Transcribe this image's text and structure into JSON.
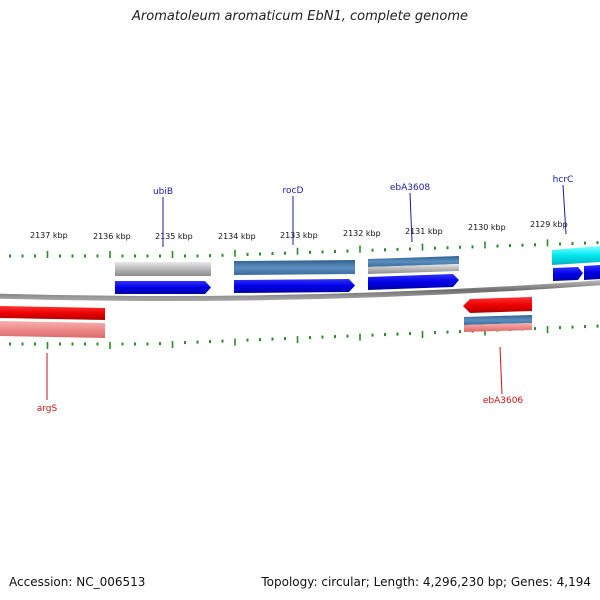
{
  "header": {
    "title": "Aromatoleum aromaticum EbN1, complete genome"
  },
  "footer": {
    "accession": "Accession: NC_006513",
    "summary": "Topology: circular; Length: 4,296,230 bp; Genes: 4,194"
  },
  "map": {
    "backbone_color": "#888888",
    "tick_color": "#2a8a2a",
    "ticks_top": [
      "2137 kbp",
      "2136 kbp",
      "2135 kbp",
      "2134 kbp",
      "2133 kbp",
      "2132 kbp",
      "2131 kbp",
      "2130 kbp",
      "2129 kbp"
    ],
    "gene_labels": {
      "ubiB": {
        "text": "ubiB",
        "color": "#1a1aaa"
      },
      "rocD": {
        "text": "rocD",
        "color": "#1a1aaa"
      },
      "ebA3608": {
        "text": "ebA3608",
        "color": "#1a1aaa"
      },
      "hcrC": {
        "text": "hcrC",
        "color": "#1a1aaa"
      },
      "argS": {
        "text": "argS",
        "color": "#cc1111"
      },
      "ebA3606": {
        "text": "ebA3606",
        "color": "#cc1111"
      }
    },
    "colors": {
      "forward_cds": "#0000ee",
      "reverse_cds": "#ee0000",
      "feature_gray": "#b8b8b8",
      "feature_steel": "#4a7eb0",
      "feature_cyan": "#00e8f0",
      "feature_pink": "#f09090"
    }
  }
}
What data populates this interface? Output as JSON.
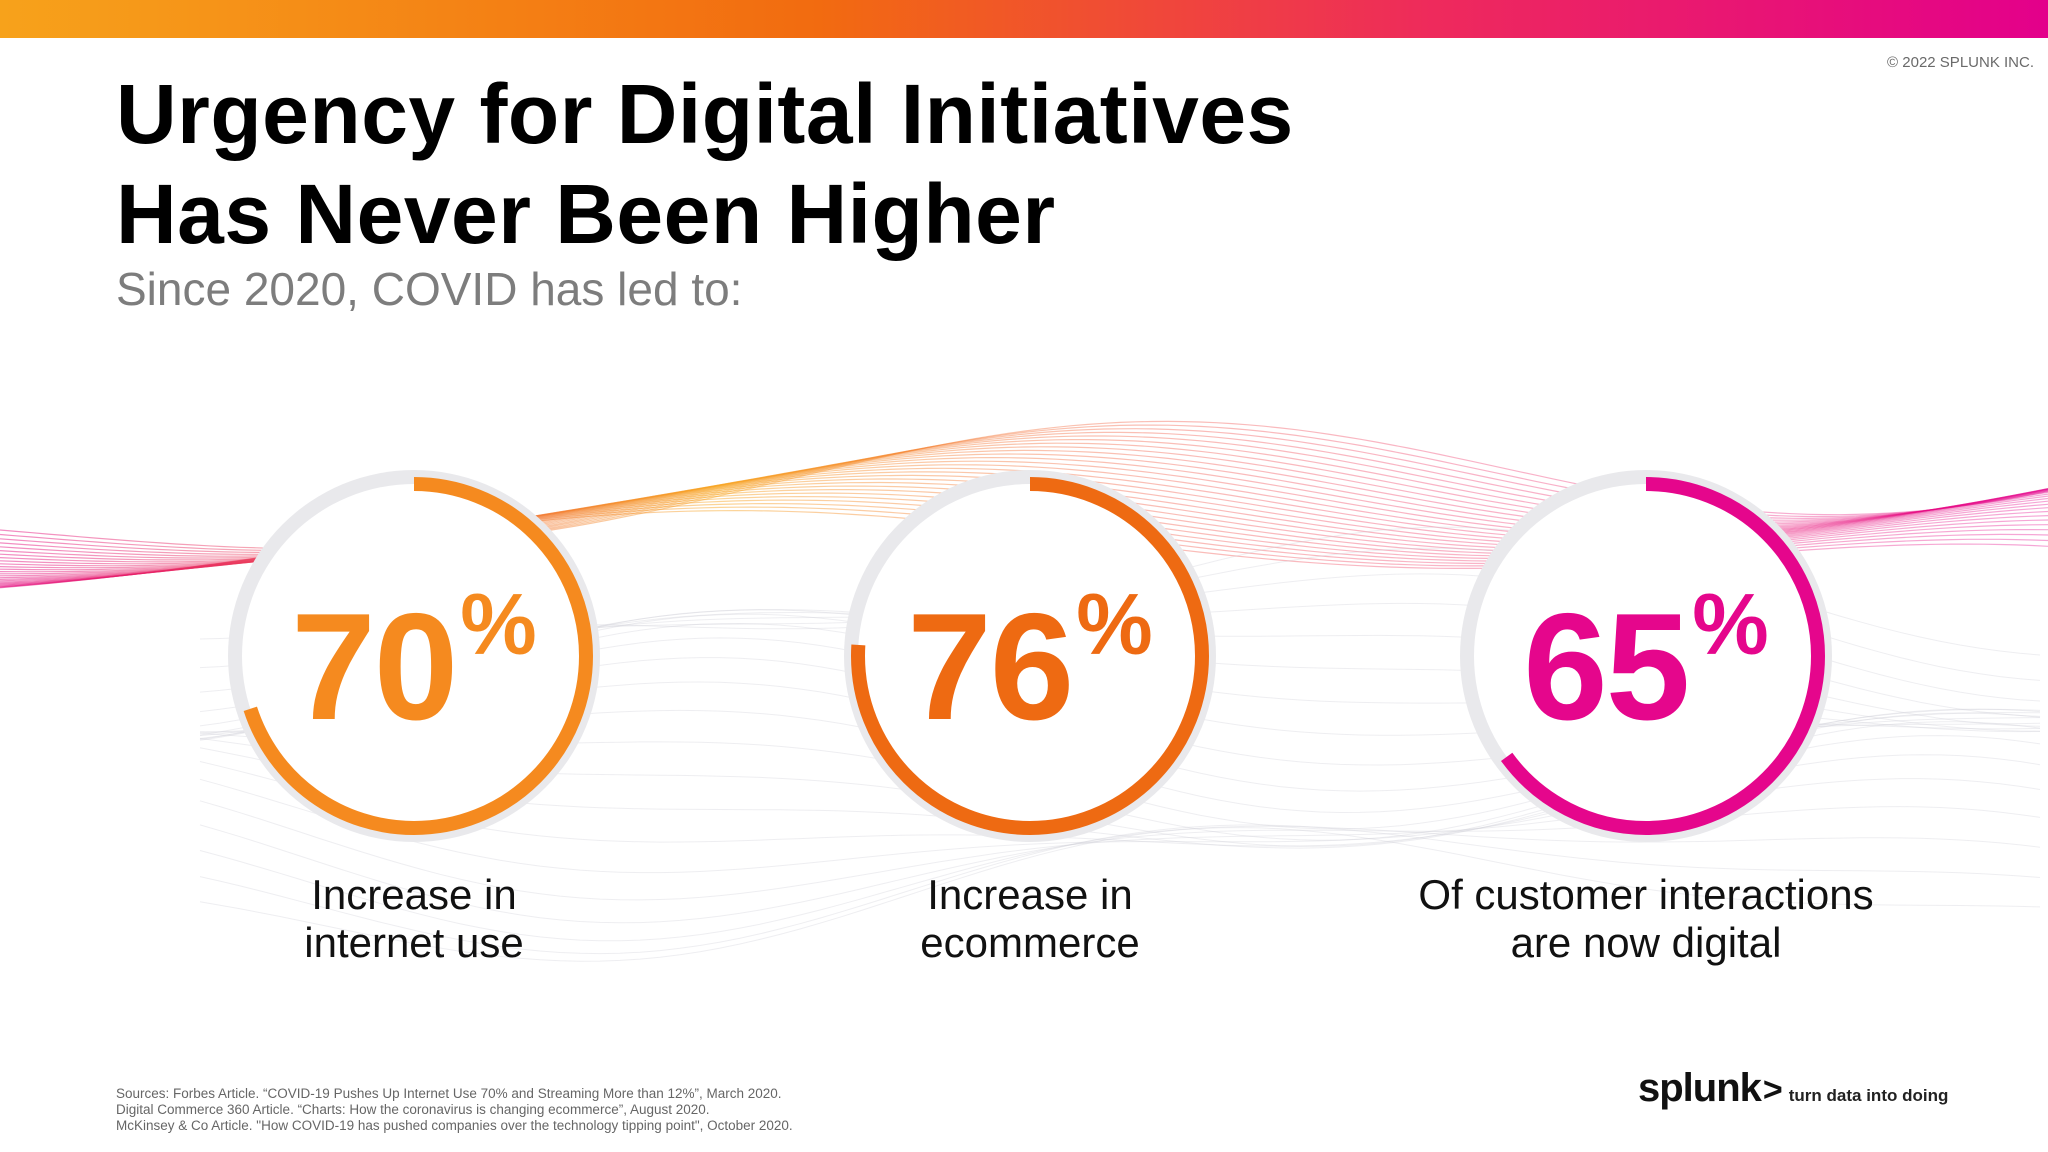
{
  "header": {
    "copyright": "© 2022 SPLUNK INC.",
    "title_lines": [
      "Urgency for Digital Initiatives",
      "Has Never Been Higher"
    ],
    "subtitle": "Since 2020, COVID has led to:"
  },
  "stats": [
    {
      "number": "70",
      "percent_sign": "%",
      "fill_fraction": 0.7,
      "color": "#f58a1f",
      "label_lines": [
        "Increase in",
        "internet use"
      ]
    },
    {
      "number": "76",
      "percent_sign": "%",
      "fill_fraction": 0.76,
      "color": "#ee6a12",
      "label_lines": [
        "Increase in",
        "ecommerce"
      ]
    },
    {
      "number": "65",
      "percent_sign": "%",
      "fill_fraction": 0.65,
      "color": "#e5068c",
      "label_lines": [
        "Of customer interactions",
        "are now digital"
      ]
    }
  ],
  "sources": [
    "Sources: Forbes Article. “COVID-19 Pushes Up Internet Use 70% and Streaming More than 12%”, March 2020.",
    "Digital Commerce 360 Article. “Charts: How the coronavirus is changing ecommerce”, August 2020.",
    "McKinsey & Co Article. \"How COVID-19 has pushed companies over the technology tipping point\", October 2020."
  ],
  "brand": {
    "logo": "splunk",
    "chevron": ">",
    "tagline": "turn data into doing"
  },
  "colors": {
    "topbar_start": "#f7a21b",
    "topbar_end": "#e3008b"
  }
}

> **WORK INSTRUCTIONS**: Write out every entry exactly. Pictures do not belong in the copy.

> **OUTPUT FOR THIS EXERCISE**:
Transcribe this image's text and structure into JSON.
{
  "header": {
    "title": "Aromatoleum aromaticum EbN1, complete genome"
  },
  "footer": {
    "accession": "Accession: NC_006513",
    "summary": "Topology: circular; Length: 4,296,230 bp; Genes: 4,194"
  },
  "map": {
    "backbone_color": "#888888",
    "tick_color": "#2a8a2a",
    "ticks_top": [
      "2137 kbp",
      "2136 kbp",
      "2135 kbp",
      "2134 kbp",
      "2133 kbp",
      "2132 kbp",
      "2131 kbp",
      "2130 kbp",
      "2129 kbp"
    ],
    "gene_labels": {
      "ubiB": {
        "text": "ubiB",
        "color": "#1a1aaa"
      },
      "rocD": {
        "text": "rocD",
        "color": "#1a1aaa"
      },
      "ebA3608": {
        "text": "ebA3608",
        "color": "#1a1aaa"
      },
      "hcrC": {
        "text": "hcrC",
        "color": "#1a1aaa"
      },
      "argS": {
        "text": "argS",
        "color": "#cc1111"
      },
      "ebA3606": {
        "text": "ebA3606",
        "color": "#cc1111"
      }
    },
    "colors": {
      "forward_cds": "#0000ee",
      "reverse_cds": "#ee0000",
      "feature_gray": "#b8b8b8",
      "feature_steel": "#4a7eb0",
      "feature_cyan": "#00e8f0",
      "feature_pink": "#f09090"
    }
  }
}
What data populates this interface? Output as JSON.
{
  "header": {
    "copyright": "© 2022 SPLUNK INC.",
    "title_lines": [
      "Urgency for Digital Initiatives",
      "Has Never Been Higher"
    ],
    "subtitle": "Since 2020, COVID has led to:"
  },
  "stats": [
    {
      "number": "70",
      "percent_sign": "%",
      "fill_fraction": 0.7,
      "color": "#f58a1f",
      "label_lines": [
        "Increase in",
        "internet use"
      ]
    },
    {
      "number": "76",
      "percent_sign": "%",
      "fill_fraction": 0.76,
      "color": "#ee6a12",
      "label_lines": [
        "Increase in",
        "ecommerce"
      ]
    },
    {
      "number": "65",
      "percent_sign": "%",
      "fill_fraction": 0.65,
      "color": "#e5068c",
      "label_lines": [
        "Of customer interactions",
        "are now digital"
      ]
    }
  ],
  "sources": [
    "Sources: Forbes Article. “COVID-19 Pushes Up Internet Use 70% and Streaming More than 12%”, March 2020.",
    "Digital Commerce 360 Article. “Charts: How the coronavirus is changing ecommerce”, August 2020.",
    "McKinsey & Co Article. \"How COVID-19 has pushed companies over the technology tipping point\", October 2020."
  ],
  "brand": {
    "logo": "splunk",
    "chevron": ">",
    "tagline": "turn data into doing"
  },
  "colors": {
    "topbar_start": "#f7a21b",
    "topbar_end": "#e3008b"
  }
}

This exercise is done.